▶ **Rows**
>>>
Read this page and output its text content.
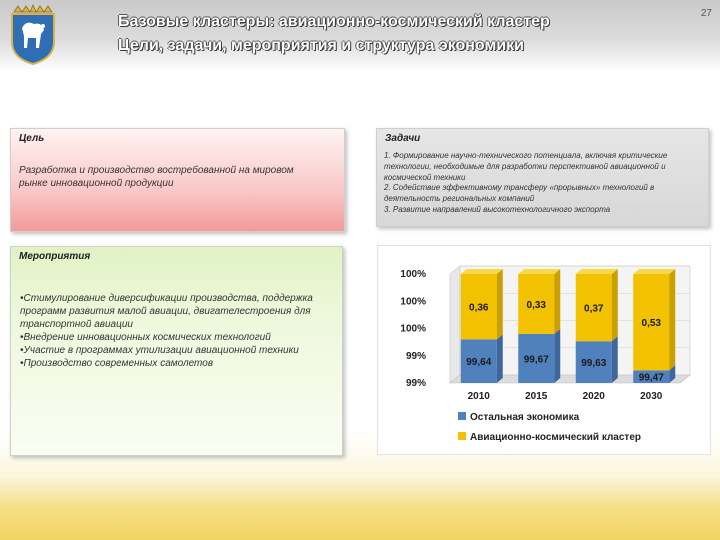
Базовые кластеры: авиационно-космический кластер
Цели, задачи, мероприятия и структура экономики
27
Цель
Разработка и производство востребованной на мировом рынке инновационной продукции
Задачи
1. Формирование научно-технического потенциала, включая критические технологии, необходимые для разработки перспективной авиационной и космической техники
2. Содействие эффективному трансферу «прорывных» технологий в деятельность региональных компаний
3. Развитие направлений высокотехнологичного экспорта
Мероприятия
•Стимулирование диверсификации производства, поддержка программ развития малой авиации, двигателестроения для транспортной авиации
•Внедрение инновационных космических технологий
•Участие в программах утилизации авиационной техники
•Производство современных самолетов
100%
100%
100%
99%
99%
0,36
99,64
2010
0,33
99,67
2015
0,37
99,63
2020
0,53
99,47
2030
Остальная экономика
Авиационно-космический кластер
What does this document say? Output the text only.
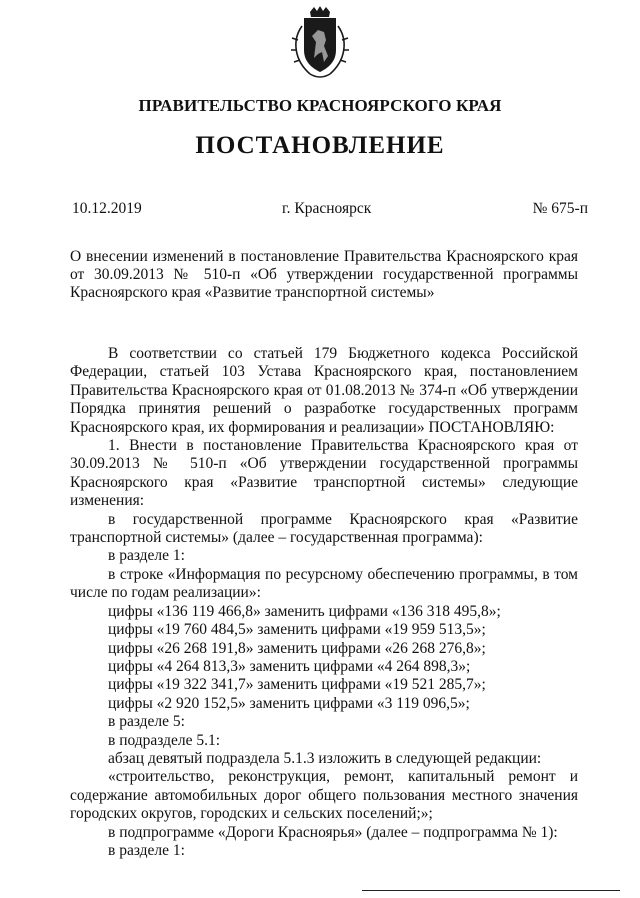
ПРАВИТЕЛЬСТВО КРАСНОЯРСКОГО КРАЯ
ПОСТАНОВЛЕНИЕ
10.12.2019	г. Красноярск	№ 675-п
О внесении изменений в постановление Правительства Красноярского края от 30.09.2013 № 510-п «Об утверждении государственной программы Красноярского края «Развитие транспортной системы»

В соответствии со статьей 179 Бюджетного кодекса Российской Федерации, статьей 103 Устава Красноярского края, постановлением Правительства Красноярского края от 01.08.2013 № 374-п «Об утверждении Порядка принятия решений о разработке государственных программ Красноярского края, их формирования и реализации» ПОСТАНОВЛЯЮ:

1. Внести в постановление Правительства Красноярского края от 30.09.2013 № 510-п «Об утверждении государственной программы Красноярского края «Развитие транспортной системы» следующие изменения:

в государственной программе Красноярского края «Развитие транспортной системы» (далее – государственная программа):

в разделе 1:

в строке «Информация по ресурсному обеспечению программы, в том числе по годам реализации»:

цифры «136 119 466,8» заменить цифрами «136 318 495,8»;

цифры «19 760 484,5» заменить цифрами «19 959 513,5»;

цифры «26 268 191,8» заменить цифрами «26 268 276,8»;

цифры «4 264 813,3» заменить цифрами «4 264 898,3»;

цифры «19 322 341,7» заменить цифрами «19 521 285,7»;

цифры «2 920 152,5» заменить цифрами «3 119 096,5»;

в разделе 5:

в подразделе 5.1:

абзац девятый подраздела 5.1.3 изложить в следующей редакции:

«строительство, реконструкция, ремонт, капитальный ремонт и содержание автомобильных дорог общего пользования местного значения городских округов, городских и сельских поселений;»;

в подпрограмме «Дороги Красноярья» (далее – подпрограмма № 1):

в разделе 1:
<<<
▶ **Task**
Write the records out once more, exactly as they appear, with no pictures.

▶ **Task output**
Read this page and output its text content.
Базовые кластеры: авиационно-космический кластер
Цели, задачи, мероприятия и структура экономики
27
Цель
Разработка и производство востребованной на мировом рынке инновационной продукции
Задачи
1. Формирование научно-технического потенциала, включая критические технологии, необходимые для разработки перспективной авиационной и космической техники
2. Содействие эффективному трансферу «прорывных» технологий в деятельность региональных компаний
3. Развитие направлений высокотехнологичного экспорта
Мероприятия
•Стимулирование диверсификации производства, поддержка программ развития малой авиации, двигателестроения для транспортной авиации
•Внедрение инновационных космических технологий
•Участие в программах утилизации авиационной техники
•Производство современных самолетов
100%
100%
100%
99%
99%
0,36
99,64
2010
0,33
99,67
2015
0,37
99,63
2020
0,53
99,47
2030
Остальная экономика
Авиационно-космический кластер
What does this document say? Output the text only.
ПРАВИТЕЛЬСТВО КРАСНОЯРСКОГО КРАЯ
ПОСТАНОВЛЕНИЕ
10.12.2019	г. Красноярск	№ 675-п
О внесении изменений в постановление Правительства Красноярского края от 30.09.2013 № 510-п «Об утверждении государственной программы Красноярского края «Развитие транспортной системы»

В соответствии со статьей 179 Бюджетного кодекса Российской Федерации, статьей 103 Устава Красноярского края, постановлением Правительства Красноярского края от 01.08.2013 № 374-п «Об утверждении Порядка принятия решений о разработке государственных программ Красноярского края, их формирования и реализации» ПОСТАНОВЛЯЮ:

1. Внести в постановление Правительства Красноярского края от 30.09.2013 № 510-п «Об утверждении государственной программы Красноярского края «Развитие транспортной системы» следующие изменения:

в государственной программе Красноярского края «Развитие транспортной системы» (далее – государственная программа):

в разделе 1:

в строке «Информация по ресурсному обеспечению программы, в том числе по годам реализации»:

цифры «136 119 466,8» заменить цифрами «136 318 495,8»;

цифры «19 760 484,5» заменить цифрами «19 959 513,5»;

цифры «26 268 191,8» заменить цифрами «26 268 276,8»;

цифры «4 264 813,3» заменить цифрами «4 264 898,3»;

цифры «19 322 341,7» заменить цифрами «19 521 285,7»;

цифры «2 920 152,5» заменить цифрами «3 119 096,5»;

в разделе 5:

в подразделе 5.1:

абзац девятый подраздела 5.1.3 изложить в следующей редакции:

«строительство, реконструкция, ремонт, капитальный ремонт и содержание автомобильных дорог общего пользования местного значения городских округов, городских и сельских поселений;»;

в подпрограмме «Дороги Красноярья» (далее – подпрограмма № 1):

в разделе 1:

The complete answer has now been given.